*** Document segment ***

Ardozyga idiospila

Scientific classification
- Kingdom: Animalia
- Phylum: Arthropoda
- Clade: Pancrustacea
- Class: Insecta
- Order: Lepidoptera
- Family: Gelechiidae
- Genus: Ardozyga
- Species: A. idiospila
- Binomial name: Ardozyga idiospila (Meyrick, 1922)
- Synonyms: Semocharista idiospila Meyrick, 1922;

= Ardozyga idiospila =

- Authority: (Meyrick, 1922)
- Synonyms: Semocharista idiospila Meyrick, 1922

Species of moth

Ardozyga idiospila is a species of moth in the family Gelechiidae. It was described by Edward Meyrick in 1922. It is found in Australia, where it has been recorded from north-western Australia.

*** Material supplied ***

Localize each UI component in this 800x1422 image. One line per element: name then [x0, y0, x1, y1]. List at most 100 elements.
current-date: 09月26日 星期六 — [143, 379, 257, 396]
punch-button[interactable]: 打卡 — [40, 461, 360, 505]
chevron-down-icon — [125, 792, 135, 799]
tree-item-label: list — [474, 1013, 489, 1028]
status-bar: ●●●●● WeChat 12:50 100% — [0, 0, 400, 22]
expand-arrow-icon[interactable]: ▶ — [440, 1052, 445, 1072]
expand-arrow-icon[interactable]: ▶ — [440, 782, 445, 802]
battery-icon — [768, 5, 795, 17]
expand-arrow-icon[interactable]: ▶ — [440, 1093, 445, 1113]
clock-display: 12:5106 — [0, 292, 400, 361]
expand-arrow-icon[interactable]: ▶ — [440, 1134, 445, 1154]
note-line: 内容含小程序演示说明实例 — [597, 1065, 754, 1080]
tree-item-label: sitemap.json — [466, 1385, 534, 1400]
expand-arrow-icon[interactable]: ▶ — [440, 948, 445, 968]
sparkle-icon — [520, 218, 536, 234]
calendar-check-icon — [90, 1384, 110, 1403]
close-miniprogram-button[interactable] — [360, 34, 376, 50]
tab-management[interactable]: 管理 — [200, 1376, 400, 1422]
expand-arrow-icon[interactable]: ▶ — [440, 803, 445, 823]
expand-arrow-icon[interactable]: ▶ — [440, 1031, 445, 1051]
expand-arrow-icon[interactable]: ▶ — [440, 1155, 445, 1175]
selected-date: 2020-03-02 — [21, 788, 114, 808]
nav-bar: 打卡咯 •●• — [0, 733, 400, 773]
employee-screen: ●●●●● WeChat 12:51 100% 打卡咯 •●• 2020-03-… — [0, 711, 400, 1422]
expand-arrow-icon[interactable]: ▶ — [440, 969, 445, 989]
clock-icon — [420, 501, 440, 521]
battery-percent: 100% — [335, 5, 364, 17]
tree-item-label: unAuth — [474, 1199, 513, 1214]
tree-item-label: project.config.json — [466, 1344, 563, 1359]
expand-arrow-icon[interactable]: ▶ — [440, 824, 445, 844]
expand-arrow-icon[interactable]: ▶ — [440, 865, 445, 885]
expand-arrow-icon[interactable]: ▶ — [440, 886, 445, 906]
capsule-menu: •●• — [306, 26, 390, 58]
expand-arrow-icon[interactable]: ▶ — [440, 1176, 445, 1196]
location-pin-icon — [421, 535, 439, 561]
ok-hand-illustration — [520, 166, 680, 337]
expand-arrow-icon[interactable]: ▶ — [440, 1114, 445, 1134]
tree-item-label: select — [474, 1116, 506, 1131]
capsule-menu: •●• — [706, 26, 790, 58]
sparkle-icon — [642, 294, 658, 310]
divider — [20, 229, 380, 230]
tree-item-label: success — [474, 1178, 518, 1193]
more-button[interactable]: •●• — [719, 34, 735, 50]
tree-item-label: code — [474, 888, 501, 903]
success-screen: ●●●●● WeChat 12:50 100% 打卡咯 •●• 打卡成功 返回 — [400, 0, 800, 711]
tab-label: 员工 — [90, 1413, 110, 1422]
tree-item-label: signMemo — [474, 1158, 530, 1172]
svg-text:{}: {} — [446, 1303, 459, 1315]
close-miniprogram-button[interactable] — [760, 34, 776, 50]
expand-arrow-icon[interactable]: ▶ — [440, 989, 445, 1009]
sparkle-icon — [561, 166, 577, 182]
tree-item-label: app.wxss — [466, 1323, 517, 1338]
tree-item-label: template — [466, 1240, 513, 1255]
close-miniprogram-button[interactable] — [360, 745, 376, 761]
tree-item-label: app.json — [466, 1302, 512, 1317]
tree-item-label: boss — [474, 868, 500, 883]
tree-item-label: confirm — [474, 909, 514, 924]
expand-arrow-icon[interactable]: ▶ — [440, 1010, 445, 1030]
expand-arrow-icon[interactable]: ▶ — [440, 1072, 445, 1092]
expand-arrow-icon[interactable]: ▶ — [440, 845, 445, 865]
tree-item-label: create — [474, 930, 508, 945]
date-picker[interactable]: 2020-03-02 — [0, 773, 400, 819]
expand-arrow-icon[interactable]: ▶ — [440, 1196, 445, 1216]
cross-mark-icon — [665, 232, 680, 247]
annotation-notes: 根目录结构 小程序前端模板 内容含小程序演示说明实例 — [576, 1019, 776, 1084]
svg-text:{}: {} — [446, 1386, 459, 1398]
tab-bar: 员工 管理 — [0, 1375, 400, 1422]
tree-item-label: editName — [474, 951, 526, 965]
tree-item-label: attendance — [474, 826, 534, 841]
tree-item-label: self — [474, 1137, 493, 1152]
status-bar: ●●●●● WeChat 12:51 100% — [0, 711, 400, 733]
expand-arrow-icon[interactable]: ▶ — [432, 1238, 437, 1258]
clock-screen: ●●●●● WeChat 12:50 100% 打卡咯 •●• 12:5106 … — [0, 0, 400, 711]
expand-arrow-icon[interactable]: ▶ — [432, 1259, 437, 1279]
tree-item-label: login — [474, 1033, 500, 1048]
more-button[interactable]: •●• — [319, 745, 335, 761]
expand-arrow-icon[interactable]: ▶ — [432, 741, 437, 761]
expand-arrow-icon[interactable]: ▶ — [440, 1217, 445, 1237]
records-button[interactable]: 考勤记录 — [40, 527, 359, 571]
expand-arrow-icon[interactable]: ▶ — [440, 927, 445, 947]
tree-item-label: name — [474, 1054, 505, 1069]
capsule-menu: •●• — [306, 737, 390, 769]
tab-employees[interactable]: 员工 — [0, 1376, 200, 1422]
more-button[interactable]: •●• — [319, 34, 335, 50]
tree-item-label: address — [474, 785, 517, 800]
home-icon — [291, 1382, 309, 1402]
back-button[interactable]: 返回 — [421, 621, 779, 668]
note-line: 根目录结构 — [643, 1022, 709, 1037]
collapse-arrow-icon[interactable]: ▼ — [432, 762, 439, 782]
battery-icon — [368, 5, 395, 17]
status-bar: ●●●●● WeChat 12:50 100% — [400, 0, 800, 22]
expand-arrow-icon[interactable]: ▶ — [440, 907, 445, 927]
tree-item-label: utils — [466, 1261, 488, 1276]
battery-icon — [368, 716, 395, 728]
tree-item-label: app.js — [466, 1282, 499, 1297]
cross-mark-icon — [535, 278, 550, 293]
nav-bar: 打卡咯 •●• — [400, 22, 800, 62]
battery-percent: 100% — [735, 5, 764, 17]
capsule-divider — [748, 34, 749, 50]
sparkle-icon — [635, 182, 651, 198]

***

Questions to answer |
A – According to the article on Ardozyga idiospila, who described the species, and in which year?
B – Render this sentence from the article on Ardozyga idiospila in Spanish: "Ardozyga idiospila is a species of moth in the family Gelechiidae."
The records are not required for any of this work.

Results of the tasks |
A – Edward Meyrick described it in 1922.

B – Ardozyga idiospila es una especie de polilla de la familia Gelechiidae.